[Data to process]
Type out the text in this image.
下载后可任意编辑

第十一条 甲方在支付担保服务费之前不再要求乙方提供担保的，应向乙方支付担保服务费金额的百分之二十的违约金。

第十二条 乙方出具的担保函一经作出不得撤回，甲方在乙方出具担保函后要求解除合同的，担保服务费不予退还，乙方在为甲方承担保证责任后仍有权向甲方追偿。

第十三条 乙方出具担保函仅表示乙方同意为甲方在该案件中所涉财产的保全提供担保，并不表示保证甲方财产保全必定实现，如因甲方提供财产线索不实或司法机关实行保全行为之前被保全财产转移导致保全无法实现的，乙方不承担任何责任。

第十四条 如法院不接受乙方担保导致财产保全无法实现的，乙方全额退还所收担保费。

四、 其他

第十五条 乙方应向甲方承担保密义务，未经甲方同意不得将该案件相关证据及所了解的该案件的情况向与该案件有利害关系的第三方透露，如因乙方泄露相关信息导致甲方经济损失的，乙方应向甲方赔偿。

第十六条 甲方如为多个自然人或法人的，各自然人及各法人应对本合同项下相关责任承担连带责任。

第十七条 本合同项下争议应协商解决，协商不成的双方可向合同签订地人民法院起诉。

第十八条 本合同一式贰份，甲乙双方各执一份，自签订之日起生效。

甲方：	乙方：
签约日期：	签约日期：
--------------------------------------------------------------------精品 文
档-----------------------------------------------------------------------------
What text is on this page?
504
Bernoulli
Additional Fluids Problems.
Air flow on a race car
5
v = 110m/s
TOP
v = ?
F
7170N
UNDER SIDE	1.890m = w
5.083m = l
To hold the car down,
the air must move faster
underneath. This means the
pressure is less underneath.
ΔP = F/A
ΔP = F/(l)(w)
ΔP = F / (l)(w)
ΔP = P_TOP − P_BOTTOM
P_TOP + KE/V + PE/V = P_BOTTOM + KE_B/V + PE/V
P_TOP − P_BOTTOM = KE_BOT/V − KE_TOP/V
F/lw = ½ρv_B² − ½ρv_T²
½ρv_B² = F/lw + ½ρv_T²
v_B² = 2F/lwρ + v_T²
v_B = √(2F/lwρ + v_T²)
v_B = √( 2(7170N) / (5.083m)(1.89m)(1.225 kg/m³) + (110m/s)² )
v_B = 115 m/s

[The problem] Respond with the number of lines containing "underneath" and no additional words.

[Result of this task] 2